- TEXTO DO DOCUMENTO
+++

A tradição dos filmes épicos teve seu início com a obra italiana Cabiria, de 1914. Desde sua estreia, o cinema épico viveu por muito tempo dos louros de produções monumentais desse subgênero como O Nascimento de Uma Nação (1915) – dirigido pelo controverso D. W. Griffith – e a obra francesa sobre um dos maiores conquistadores da história, Napoleão (1927). Apesar da decaída nas produções, a febre dos épicos ainda persistiu até meados do século XX, com trabalhos como o premiado Spartacus (1960), de Stanley Kubrick. Contudo, o último ano antes do novo milênio foi contemplado com o filme Gladiador, que se tornaria um ponto de recomeço para que esse segmento cinematográfico se reinventasse.
A história ambientada na Roma Antiga tem como herói o general Maximus (Russell Crowe, Dois Caras Legais) e para contrapô-lo, a figura do corrupto e incestuoso Commodus (Joaquin Phoenix, Coringa). O conflito entre essas personagens é estabelecido a partir da morte do Imperador Marcus Aurelius (Richard Harris, Harry Potter e a Pedra Filosofal), pai de Commodus.

+++

- PROBLEMA CURTO A
Por favor, reescreva as linhas dos registros trocando "Cl" por "Br" e mantendo todo o resto igual.

Parte de um arquivo de dados:
+++

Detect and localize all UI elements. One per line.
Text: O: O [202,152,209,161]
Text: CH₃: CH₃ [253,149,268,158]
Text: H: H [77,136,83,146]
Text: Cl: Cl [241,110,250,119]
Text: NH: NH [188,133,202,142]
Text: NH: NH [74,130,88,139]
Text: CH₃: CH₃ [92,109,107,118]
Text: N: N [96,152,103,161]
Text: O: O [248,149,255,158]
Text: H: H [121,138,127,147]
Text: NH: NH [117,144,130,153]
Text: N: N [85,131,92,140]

+++

- PROBLEMA CURTO B
Responda com base no texto sobre os filmes épicos e Gladiador:
(i) Em que ano saiu a obra italiana Cabiria?
(ii) Quem dirigiu Spartacus (1960)?
(iii) Que ator interpreta Commodus?

- RESPOSTA DESENVOLVIDA A
Detect and localize all UI elements. One per line.
Text: O: O [202,152,209,161]
Text: CH₃: CH₃ [253,149,268,158]
Text: H: H [77,136,83,146]
Text: Br: Br [241,110,250,119]
Text: NH: NH [188,133,202,142]
Text: NH: NH [74,130,88,139]
Text: CH₃: CH₃ [92,109,107,118]
Text: N: N [96,152,103,161]
Text: O: O [248,149,255,158]
Text: H: H [121,138,127,147]
Text: NH: NH [117,144,130,153]
Text: N: N [85,131,92,140]

- RESPOSTA DESENVOLVIDA B
(i) Em 1914.
(ii) Stanley Kubrick.
(iii) Joaquin Phoenix.